- [WRITTEN TASK]: In the listing below, rename "interactable" to "clickable" wherever it occurs. Reproduce the rest unchanged, but leave out the pictures.

- [DATA FOR THIS TASK]:
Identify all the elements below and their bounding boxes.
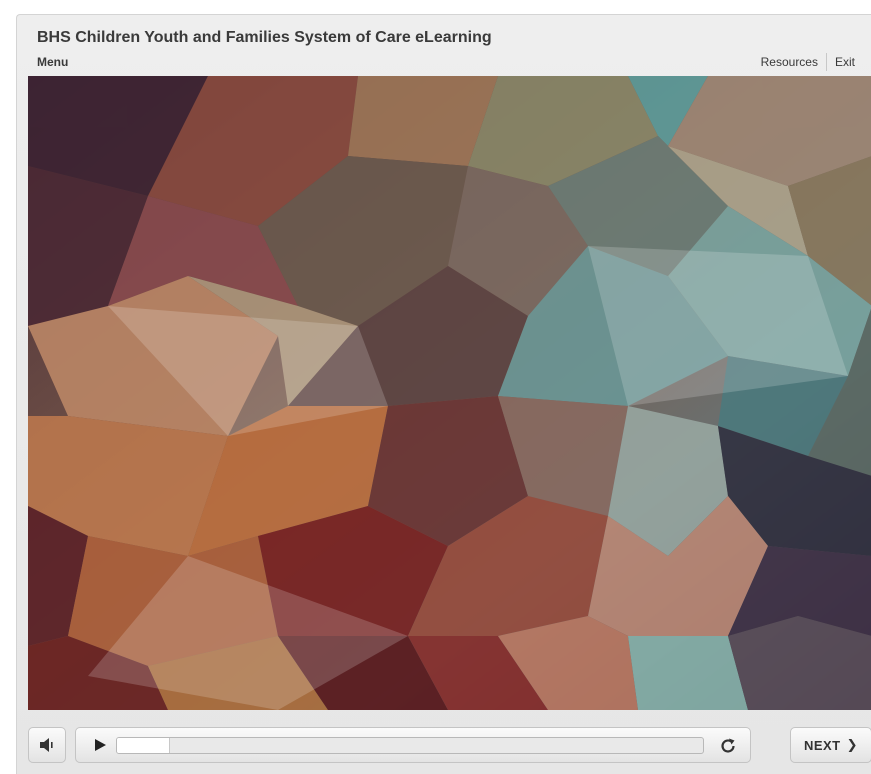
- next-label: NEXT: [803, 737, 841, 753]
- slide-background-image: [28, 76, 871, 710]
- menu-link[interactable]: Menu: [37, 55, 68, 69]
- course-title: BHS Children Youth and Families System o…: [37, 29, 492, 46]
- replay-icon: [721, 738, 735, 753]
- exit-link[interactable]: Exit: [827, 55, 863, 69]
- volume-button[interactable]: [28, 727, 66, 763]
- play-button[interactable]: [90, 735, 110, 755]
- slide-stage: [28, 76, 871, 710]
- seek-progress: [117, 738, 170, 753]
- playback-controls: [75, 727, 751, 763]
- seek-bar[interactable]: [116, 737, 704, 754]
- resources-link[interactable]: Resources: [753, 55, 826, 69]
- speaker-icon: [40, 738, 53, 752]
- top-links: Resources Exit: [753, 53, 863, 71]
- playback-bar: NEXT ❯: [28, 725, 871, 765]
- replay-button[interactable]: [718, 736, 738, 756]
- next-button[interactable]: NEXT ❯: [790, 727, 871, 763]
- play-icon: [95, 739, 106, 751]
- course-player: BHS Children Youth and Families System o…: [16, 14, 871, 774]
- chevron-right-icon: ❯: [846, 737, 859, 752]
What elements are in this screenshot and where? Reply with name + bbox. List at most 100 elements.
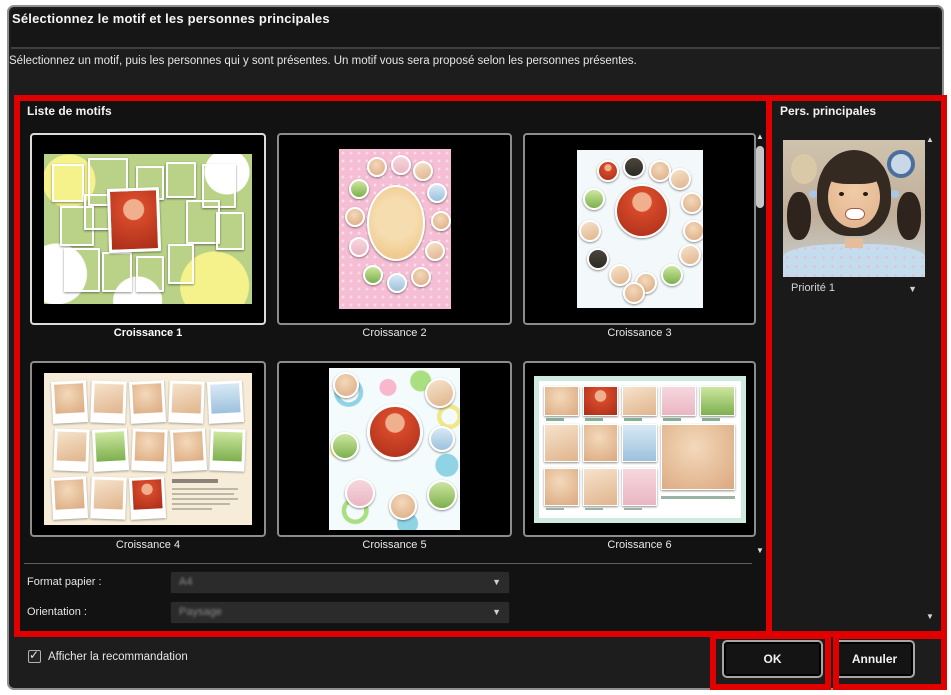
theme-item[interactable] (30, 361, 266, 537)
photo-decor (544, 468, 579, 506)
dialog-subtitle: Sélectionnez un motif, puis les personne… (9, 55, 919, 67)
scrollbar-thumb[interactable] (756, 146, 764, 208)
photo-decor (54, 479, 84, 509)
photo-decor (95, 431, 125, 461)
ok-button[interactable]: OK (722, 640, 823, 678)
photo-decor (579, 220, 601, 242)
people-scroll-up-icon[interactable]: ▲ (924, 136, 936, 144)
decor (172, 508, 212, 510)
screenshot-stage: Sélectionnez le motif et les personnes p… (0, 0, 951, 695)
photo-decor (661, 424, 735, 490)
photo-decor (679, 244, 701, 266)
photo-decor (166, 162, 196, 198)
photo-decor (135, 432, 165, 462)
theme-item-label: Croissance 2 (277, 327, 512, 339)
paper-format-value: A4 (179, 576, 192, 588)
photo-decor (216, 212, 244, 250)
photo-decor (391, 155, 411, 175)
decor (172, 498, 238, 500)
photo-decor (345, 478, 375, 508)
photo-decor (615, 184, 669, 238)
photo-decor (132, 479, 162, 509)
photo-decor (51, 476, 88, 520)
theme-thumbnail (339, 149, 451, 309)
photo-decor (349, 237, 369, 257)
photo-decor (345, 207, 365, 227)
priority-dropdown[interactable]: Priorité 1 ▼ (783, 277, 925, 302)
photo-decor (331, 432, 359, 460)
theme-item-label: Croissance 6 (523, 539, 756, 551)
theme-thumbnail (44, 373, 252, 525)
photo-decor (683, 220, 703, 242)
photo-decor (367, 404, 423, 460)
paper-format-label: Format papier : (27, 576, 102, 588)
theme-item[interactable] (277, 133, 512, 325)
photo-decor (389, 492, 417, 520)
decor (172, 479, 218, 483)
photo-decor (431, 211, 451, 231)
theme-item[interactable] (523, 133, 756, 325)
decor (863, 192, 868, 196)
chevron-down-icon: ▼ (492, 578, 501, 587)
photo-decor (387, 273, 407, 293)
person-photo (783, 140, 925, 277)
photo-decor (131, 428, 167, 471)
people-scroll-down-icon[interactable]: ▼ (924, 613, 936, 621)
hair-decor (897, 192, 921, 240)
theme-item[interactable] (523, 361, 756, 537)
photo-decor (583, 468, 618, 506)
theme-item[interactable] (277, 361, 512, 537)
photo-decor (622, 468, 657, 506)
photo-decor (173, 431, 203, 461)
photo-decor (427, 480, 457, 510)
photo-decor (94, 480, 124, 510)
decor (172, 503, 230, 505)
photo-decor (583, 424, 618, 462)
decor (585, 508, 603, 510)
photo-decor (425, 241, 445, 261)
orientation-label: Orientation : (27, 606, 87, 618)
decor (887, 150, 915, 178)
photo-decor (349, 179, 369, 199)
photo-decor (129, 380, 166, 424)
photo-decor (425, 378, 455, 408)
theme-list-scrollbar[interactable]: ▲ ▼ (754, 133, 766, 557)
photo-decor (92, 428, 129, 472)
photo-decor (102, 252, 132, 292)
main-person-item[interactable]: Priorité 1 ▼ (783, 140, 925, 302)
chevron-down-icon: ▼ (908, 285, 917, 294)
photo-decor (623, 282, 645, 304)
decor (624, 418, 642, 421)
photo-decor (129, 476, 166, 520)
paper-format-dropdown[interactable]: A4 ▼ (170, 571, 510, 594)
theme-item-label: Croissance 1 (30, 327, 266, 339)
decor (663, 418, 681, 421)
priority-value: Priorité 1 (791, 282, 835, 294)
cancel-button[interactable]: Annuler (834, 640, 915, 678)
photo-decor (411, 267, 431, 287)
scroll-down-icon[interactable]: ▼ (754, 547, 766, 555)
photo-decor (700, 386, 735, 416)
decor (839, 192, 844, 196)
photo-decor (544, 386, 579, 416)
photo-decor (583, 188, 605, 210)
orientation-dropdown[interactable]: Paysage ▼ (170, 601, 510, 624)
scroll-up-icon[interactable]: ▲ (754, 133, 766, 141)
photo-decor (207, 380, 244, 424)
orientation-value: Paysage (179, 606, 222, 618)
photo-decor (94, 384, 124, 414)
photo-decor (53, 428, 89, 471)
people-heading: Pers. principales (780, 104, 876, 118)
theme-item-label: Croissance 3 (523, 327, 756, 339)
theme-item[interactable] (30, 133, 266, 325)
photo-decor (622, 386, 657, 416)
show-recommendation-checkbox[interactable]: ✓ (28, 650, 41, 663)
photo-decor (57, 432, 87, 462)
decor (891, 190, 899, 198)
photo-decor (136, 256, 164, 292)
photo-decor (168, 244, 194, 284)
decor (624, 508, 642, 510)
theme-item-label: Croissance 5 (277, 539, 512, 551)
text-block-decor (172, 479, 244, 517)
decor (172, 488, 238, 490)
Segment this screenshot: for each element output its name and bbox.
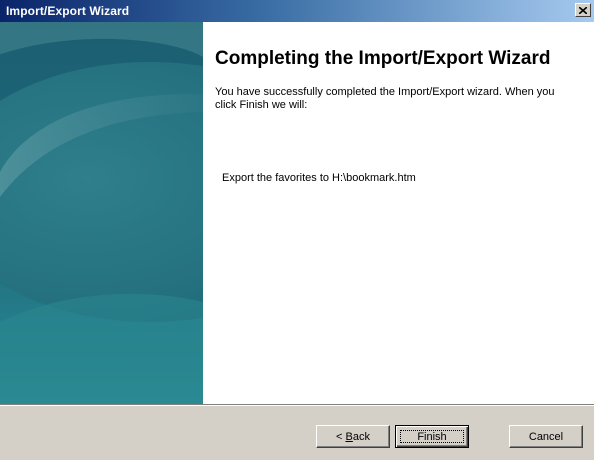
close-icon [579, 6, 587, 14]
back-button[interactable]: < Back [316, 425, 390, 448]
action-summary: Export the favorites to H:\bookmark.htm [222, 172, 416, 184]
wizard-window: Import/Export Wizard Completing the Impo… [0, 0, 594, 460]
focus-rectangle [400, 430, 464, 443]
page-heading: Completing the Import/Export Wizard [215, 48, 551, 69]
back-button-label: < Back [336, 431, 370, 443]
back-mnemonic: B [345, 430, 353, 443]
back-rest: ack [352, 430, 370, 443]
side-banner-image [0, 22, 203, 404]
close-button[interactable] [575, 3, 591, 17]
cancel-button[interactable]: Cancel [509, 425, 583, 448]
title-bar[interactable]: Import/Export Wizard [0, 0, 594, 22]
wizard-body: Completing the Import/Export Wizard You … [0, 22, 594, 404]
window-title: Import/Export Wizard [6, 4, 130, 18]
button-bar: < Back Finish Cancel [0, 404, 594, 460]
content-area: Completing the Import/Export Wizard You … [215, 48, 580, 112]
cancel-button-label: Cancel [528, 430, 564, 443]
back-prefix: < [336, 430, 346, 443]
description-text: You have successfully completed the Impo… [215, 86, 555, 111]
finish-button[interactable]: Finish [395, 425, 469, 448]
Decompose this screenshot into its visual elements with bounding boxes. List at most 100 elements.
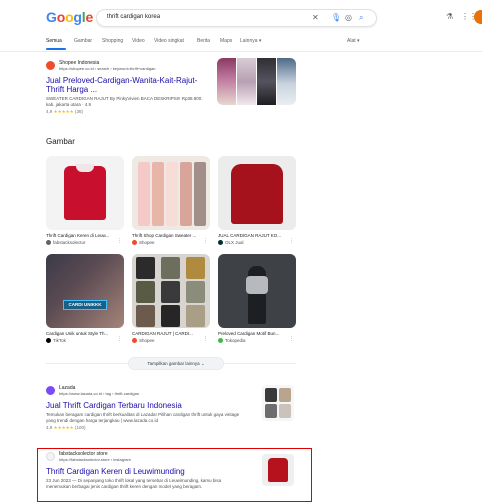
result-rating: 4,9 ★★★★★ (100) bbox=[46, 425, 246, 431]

- [WRITTEN RESPONSE]:
Identify all the elements below and their bounding boxes.
- next-label: NEXT: [803, 737, 841, 753]
- slide-background-image: [28, 76, 871, 710]
- menu-link[clickable]: Menu: [37, 55, 68, 69]
- course-title: BHS Children Youth and Families System o…: [37, 29, 492, 46]
- replay-icon: [721, 738, 735, 753]
- exit-link[clickable]: Exit: [827, 55, 863, 69]
- volume-button[clickable]: [28, 727, 66, 763]
- play-button[clickable]: [90, 735, 110, 755]
- slide-stage: [28, 76, 871, 710]
- seek-progress: [117, 738, 170, 753]
- playback-controls: [75, 727, 751, 763]
- seek-bar[clickable]: [116, 737, 704, 754]
- resources-link[clickable]: Resources: [753, 55, 826, 69]
- speaker-icon: [40, 738, 53, 752]
- top-links: Resources Exit: [753, 53, 863, 71]
- playback-bar: NEXT ❯: [28, 725, 871, 765]
- replay-button[clickable]: [718, 736, 738, 756]
- next-button[clickable]: NEXT ❯: [790, 727, 871, 763]
- play-icon: [95, 739, 106, 751]
- course-player: BHS Children Youth and Families System o…: [16, 14, 871, 774]
- chevron-right-icon: ❯: [846, 737, 859, 752]
What elements are in this screenshot and where? Reply with name + bbox. List at most 100 elements.
theme-item[clickable] (30, 361, 266, 537)
photo-decor (544, 468, 579, 506)
dialog-subtitle: Sélectionnez un motif, puis les personne… (9, 55, 919, 67)
scrollbar-thumb[clickable] (756, 146, 764, 208)
photo-decor (54, 479, 84, 509)
photo-decor (95, 431, 125, 461)
ok-button[clickable]: OK (722, 640, 823, 678)
photo-decor (579, 220, 601, 242)
people-scroll-up-icon[clickable]: ▲ (924, 136, 936, 144)
decor (172, 508, 212, 510)
screenshot-stage: Sélectionnez le motif et les personnes p… (0, 0, 951, 695)
photo-decor (661, 424, 735, 490)
photo-decor (679, 244, 701, 266)
photo-decor (166, 162, 196, 198)
photo-decor (135, 432, 165, 462)
theme-item-label: Croissance 2 (277, 327, 512, 339)
paper-format-value: A4 (179, 576, 192, 588)
photo-decor (216, 212, 244, 250)
photo-decor (391, 155, 411, 175)
decor (172, 498, 238, 500)
photo-decor (345, 478, 375, 508)
photo-decor (615, 184, 669, 238)
photo-decor (132, 479, 162, 509)
photo-decor (51, 476, 88, 520)
theme-thumbnail (339, 149, 451, 309)
photo-decor (349, 237, 369, 257)
photo-decor (345, 207, 365, 227)
priority-dropdown[clickable]: Priorité 1 ▼ (783, 277, 925, 302)
photo-decor (331, 432, 359, 460)
theme-item-label: Croissance 6 (523, 539, 756, 551)
theme-thumbnail (44, 373, 252, 525)
photo-decor (683, 220, 703, 242)
photo-decor (367, 404, 423, 460)
paper-format-label: Format papier : (27, 576, 102, 588)
theme-item[clickable] (277, 133, 512, 325)
photo-decor (389, 492, 417, 520)
decor (172, 479, 218, 483)
photo-decor (431, 211, 451, 231)
theme-item[clickable] (523, 133, 756, 325)
decor (863, 192, 868, 196)
chevron-down-icon: ▼ (492, 578, 501, 587)
photo-decor (387, 273, 407, 293)
person-photo (783, 140, 925, 277)
photo-decor (131, 428, 167, 471)
people-scroll-down-icon[clickable]: ▼ (924, 613, 936, 621)
hair-decor (897, 192, 921, 240)
theme-item[clickable] (523, 361, 756, 537)
photo-decor (583, 468, 618, 506)
theme-item[clickable] (277, 361, 512, 537)
photo-decor (622, 468, 657, 506)
photo-decor (173, 431, 203, 461)
photo-decor (427, 480, 457, 510)
photo-decor (94, 480, 124, 510)
decor (172, 503, 230, 505)
photo-decor (583, 424, 618, 462)
decor (585, 508, 603, 510)
photo-decor (425, 241, 445, 261)
orientation-label: Orientation : (27, 606, 87, 618)
decor (887, 150, 915, 178)
photo-decor (349, 179, 369, 199)
photo-decor (129, 380, 166, 424)
photo-decor (425, 378, 455, 408)
theme-list-scrollbar[clickable]: ▲ ▼ (754, 133, 766, 557)
photo-decor (92, 428, 129, 472)
photo-decor (102, 252, 132, 292)
main-person-item[clickable]: Priorité 1 ▼ (783, 140, 925, 302)
chevron-down-icon: ▼ (908, 285, 917, 294)
photo-decor (623, 282, 645, 304)
decor (624, 418, 642, 421)
photo-decor (129, 476, 166, 520)
paper-format-dropdown[clickable]: A4 ▼ (170, 571, 510, 594)
theme-item-label: Croissance 1 (30, 327, 266, 339)
decor (663, 418, 681, 421)
priority-value: Priorité 1 (791, 282, 835, 294)
cancel-button[clickable]: Annuler (834, 640, 915, 678)
photo-decor (411, 267, 431, 287)
scroll-down-icon[clickable]: ▼ (754, 547, 766, 555)
photo-decor (700, 386, 735, 416)
decor (839, 192, 844, 196)
photo-decor (544, 386, 579, 416)
photo-decor (583, 188, 605, 210)
orientation-dropdown[clickable]: Paysage ▼ (170, 601, 510, 624)
scroll-up-icon[clickable]: ▲ (754, 133, 766, 141)
photo-decor (207, 380, 244, 424)
orientation-value: Paysage (179, 606, 222, 618)
photo-decor (94, 384, 124, 414)
photo-decor (53, 428, 89, 471)
people-heading: Pers. principales (780, 104, 876, 118)
theme-item-label: Croissance 3 (523, 327, 756, 339)
theme-item[clickable] (30, 133, 266, 325)
photo-decor (622, 386, 657, 416)
show-recommendation-checkbox[clickable]: ✓ (28, 650, 41, 663)
photo-decor (57, 432, 87, 462)
decor (891, 190, 899, 198)
photo-decor (136, 256, 164, 292)
photo-decor (168, 244, 194, 284)
decor (624, 508, 642, 510)
theme-item-label: Croissance 5 (277, 539, 512, 551)
text-block-decor (172, 479, 244, 517)
decor (172, 488, 238, 490)
Segment this screenshot: for each element output its name and bbox.
close-icon [579, 6, 587, 14]
back-button[clickable]: < Back [316, 425, 390, 448]
action-summary: Export the favorites to H:\bookmark.htm [222, 172, 416, 184]
wizard-window: Import/Export Wizard Completing the Impo… [0, 0, 594, 460]
focus-rectangle [400, 430, 464, 443]
page-heading: Completing the Import/Export Wizard [215, 48, 551, 69]
back-button-label: < Back [336, 431, 370, 443]
back-mnemonic: B [345, 430, 353, 443]
back-rest: ack [352, 430, 370, 443]
side-banner-image [0, 22, 203, 404]
close-button[clickable] [575, 3, 591, 17]
cancel-button[clickable]: Cancel [509, 425, 583, 448]
title-bar[clickable]: Import/Export Wizard [0, 0, 594, 22]
wizard-body: Completing the Import/Export Wizard You … [0, 22, 594, 404]
window-title: Import/Export Wizard [6, 4, 130, 18]
button-bar: < Back Finish Cancel [0, 404, 594, 460]
content-area: Completing the Import/Export Wizard You … [215, 48, 580, 112]
cancel-button-label: Cancel [528, 430, 564, 443]
back-prefix: < [336, 430, 346, 443]
description-text: You have successfully completed the Impo… [215, 86, 555, 111]
finish-button[clickable]: Finish [395, 425, 469, 448]
Decompose this screenshot into its visual elements with bounding boxes. List at most 100 elements.
result-rating: 4,9 ★★★★★ (100) bbox=[46, 425, 246, 431]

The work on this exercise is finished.